# To be done:
Among the entries below, count the lines that contain the word "муниципальных". Write down only the total.

• • •

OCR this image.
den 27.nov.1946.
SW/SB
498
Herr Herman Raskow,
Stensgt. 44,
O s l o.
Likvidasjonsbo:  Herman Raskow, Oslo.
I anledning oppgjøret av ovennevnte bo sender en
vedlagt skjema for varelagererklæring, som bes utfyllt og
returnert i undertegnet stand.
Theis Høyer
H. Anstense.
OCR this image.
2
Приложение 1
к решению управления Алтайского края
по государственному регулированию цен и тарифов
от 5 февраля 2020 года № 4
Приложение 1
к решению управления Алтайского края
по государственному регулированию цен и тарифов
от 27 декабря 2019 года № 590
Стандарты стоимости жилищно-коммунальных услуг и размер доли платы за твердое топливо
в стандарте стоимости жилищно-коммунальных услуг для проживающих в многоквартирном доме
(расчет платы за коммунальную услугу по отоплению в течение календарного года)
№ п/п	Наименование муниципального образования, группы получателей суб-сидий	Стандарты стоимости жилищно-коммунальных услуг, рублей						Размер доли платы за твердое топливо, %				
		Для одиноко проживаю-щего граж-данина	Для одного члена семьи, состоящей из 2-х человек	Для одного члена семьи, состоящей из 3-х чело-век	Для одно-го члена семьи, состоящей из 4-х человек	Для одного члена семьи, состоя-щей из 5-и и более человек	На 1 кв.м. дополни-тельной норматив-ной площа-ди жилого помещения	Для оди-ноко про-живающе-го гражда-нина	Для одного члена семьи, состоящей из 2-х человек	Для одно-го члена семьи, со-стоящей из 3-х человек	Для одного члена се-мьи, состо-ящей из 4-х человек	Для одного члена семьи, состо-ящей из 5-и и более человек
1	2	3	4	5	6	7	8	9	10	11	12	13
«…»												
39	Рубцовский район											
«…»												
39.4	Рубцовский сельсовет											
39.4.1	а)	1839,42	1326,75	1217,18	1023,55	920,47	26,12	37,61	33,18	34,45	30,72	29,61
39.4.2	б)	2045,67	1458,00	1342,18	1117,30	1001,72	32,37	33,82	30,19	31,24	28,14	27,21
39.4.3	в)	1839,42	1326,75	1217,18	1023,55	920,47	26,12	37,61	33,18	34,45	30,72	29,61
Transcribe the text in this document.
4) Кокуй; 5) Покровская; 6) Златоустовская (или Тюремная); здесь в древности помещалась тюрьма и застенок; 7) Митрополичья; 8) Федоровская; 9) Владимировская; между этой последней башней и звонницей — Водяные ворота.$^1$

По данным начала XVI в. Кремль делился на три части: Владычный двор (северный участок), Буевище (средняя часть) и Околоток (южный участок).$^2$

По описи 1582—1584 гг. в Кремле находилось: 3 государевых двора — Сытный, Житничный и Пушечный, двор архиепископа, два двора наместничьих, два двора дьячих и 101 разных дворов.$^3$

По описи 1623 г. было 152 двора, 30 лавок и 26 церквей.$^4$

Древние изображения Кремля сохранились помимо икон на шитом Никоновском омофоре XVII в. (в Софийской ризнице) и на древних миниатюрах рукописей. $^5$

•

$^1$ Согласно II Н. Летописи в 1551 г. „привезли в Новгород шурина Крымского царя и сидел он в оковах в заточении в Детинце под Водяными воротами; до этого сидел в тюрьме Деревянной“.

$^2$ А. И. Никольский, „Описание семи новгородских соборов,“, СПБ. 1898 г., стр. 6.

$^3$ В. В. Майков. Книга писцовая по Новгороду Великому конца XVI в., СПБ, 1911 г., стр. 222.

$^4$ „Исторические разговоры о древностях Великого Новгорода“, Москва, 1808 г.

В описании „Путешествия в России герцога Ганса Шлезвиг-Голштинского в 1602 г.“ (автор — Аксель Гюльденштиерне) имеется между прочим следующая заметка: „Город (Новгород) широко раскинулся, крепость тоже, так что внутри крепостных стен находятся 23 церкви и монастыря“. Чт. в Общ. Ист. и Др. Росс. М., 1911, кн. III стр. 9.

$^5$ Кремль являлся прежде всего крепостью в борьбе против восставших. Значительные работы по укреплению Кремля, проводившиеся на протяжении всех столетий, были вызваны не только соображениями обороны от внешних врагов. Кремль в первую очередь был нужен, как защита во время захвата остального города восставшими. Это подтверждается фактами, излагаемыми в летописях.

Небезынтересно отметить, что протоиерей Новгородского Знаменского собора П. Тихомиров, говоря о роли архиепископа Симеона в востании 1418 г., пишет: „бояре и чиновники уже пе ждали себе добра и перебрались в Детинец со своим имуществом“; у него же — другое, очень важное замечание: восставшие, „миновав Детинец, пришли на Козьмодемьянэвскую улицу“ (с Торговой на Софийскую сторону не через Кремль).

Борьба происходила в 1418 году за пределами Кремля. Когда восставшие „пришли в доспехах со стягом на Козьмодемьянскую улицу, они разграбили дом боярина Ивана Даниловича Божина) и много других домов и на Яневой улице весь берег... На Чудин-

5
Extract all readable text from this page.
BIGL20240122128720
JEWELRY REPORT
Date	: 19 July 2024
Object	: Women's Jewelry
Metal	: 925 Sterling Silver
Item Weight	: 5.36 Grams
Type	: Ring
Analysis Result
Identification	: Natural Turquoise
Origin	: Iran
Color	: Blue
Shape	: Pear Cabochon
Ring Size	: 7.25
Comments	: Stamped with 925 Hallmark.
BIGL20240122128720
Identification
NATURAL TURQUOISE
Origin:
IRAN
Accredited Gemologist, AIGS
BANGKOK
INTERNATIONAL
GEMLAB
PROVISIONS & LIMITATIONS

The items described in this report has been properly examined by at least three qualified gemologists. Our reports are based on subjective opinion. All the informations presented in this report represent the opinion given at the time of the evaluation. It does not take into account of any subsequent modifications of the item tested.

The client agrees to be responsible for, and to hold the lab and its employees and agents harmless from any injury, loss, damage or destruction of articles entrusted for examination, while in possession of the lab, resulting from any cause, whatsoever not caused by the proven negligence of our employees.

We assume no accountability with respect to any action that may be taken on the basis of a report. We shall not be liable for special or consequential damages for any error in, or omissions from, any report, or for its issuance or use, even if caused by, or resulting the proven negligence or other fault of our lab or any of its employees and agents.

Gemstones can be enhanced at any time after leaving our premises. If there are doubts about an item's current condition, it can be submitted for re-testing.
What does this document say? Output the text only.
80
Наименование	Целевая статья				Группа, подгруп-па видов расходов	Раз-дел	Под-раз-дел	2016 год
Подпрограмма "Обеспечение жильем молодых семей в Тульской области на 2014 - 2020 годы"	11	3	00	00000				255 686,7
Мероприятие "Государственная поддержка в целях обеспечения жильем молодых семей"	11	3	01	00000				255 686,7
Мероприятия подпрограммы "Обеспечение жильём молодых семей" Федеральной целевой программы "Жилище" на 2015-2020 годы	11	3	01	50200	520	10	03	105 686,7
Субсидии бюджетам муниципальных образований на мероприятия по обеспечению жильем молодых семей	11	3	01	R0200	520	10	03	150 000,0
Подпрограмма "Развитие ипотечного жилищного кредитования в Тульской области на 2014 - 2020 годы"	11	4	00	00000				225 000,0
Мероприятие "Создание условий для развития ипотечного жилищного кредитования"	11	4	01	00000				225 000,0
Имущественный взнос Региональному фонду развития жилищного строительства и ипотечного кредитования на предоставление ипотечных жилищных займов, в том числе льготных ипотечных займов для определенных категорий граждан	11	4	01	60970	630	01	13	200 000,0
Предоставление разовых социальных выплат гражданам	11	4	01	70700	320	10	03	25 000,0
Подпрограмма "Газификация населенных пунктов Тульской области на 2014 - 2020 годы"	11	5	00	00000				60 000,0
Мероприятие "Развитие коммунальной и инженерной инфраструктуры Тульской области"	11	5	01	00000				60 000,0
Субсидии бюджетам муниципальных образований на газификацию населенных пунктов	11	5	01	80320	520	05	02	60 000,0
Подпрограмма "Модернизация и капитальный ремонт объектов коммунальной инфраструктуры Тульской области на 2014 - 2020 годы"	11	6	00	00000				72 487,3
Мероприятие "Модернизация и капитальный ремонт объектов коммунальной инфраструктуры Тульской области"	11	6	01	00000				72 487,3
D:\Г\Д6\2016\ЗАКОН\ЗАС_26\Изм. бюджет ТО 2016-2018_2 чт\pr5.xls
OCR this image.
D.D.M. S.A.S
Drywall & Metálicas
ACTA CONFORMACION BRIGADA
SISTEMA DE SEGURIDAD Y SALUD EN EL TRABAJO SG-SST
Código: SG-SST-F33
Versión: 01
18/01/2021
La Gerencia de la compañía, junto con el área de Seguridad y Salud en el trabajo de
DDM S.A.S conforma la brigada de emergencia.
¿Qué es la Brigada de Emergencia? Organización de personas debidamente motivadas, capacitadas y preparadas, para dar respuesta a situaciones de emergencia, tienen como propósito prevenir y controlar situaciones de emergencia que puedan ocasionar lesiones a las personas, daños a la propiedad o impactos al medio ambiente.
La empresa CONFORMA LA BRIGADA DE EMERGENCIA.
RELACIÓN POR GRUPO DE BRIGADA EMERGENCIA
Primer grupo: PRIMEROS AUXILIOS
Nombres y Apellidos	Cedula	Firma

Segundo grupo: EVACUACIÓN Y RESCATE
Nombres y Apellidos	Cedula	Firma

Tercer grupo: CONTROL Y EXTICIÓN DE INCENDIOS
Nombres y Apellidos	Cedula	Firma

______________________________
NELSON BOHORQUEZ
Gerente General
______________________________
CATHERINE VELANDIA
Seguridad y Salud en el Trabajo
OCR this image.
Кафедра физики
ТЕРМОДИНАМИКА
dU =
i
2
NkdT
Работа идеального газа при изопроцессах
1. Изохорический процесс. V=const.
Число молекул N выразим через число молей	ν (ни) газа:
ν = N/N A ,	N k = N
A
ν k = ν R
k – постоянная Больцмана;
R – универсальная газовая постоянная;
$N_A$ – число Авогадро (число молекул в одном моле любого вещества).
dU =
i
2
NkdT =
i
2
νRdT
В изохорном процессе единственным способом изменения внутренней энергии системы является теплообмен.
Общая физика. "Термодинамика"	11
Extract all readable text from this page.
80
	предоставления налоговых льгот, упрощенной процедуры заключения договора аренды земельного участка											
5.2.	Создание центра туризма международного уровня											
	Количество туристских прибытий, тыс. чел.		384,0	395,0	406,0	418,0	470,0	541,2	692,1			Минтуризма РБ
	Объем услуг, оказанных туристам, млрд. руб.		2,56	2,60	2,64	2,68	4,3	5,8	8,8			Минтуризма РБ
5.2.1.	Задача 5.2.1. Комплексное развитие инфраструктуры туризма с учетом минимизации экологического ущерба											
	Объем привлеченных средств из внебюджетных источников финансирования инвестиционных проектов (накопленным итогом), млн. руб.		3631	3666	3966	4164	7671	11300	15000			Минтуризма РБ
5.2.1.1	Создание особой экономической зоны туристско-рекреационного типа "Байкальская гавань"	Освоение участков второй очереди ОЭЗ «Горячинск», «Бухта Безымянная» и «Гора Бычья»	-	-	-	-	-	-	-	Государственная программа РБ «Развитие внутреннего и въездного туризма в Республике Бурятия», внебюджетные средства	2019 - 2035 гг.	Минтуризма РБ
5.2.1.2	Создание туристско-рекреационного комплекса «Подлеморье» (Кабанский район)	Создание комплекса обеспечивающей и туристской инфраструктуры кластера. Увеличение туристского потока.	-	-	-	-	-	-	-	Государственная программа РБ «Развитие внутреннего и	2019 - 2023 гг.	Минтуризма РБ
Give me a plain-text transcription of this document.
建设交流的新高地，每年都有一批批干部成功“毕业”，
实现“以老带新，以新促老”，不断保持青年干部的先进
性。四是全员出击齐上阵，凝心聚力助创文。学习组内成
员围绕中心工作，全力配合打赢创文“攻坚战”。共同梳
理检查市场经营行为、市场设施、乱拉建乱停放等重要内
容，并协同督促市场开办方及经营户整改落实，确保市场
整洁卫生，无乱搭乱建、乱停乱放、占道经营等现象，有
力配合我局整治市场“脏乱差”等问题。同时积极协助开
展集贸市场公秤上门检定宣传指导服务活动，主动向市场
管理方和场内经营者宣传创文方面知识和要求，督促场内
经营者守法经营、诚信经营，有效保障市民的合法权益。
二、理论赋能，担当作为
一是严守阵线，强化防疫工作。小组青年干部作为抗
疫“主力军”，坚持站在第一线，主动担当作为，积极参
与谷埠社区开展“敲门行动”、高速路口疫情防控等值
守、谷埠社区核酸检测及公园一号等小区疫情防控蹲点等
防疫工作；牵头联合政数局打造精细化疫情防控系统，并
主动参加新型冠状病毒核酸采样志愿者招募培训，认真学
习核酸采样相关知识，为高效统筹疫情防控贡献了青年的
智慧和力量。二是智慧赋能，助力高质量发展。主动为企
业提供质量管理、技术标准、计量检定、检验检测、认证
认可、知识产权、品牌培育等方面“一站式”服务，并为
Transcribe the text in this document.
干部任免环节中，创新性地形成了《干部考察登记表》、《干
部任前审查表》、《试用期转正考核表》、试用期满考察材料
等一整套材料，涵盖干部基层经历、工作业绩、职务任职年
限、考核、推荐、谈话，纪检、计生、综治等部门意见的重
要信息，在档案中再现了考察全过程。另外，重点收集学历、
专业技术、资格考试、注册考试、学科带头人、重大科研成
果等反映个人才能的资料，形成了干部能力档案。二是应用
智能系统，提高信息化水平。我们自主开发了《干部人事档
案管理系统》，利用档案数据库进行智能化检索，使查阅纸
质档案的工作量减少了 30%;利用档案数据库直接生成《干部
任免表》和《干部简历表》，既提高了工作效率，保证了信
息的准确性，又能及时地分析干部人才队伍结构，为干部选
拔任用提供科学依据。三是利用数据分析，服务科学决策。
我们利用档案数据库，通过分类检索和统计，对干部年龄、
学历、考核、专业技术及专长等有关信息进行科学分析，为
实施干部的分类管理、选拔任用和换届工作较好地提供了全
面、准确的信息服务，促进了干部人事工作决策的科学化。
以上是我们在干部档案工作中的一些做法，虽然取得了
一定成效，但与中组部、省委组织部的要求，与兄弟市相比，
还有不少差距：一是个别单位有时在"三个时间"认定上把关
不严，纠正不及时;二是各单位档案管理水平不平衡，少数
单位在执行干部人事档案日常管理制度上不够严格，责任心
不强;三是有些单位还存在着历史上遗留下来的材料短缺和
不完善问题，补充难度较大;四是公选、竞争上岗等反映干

• • •

# Result of the exercise:
2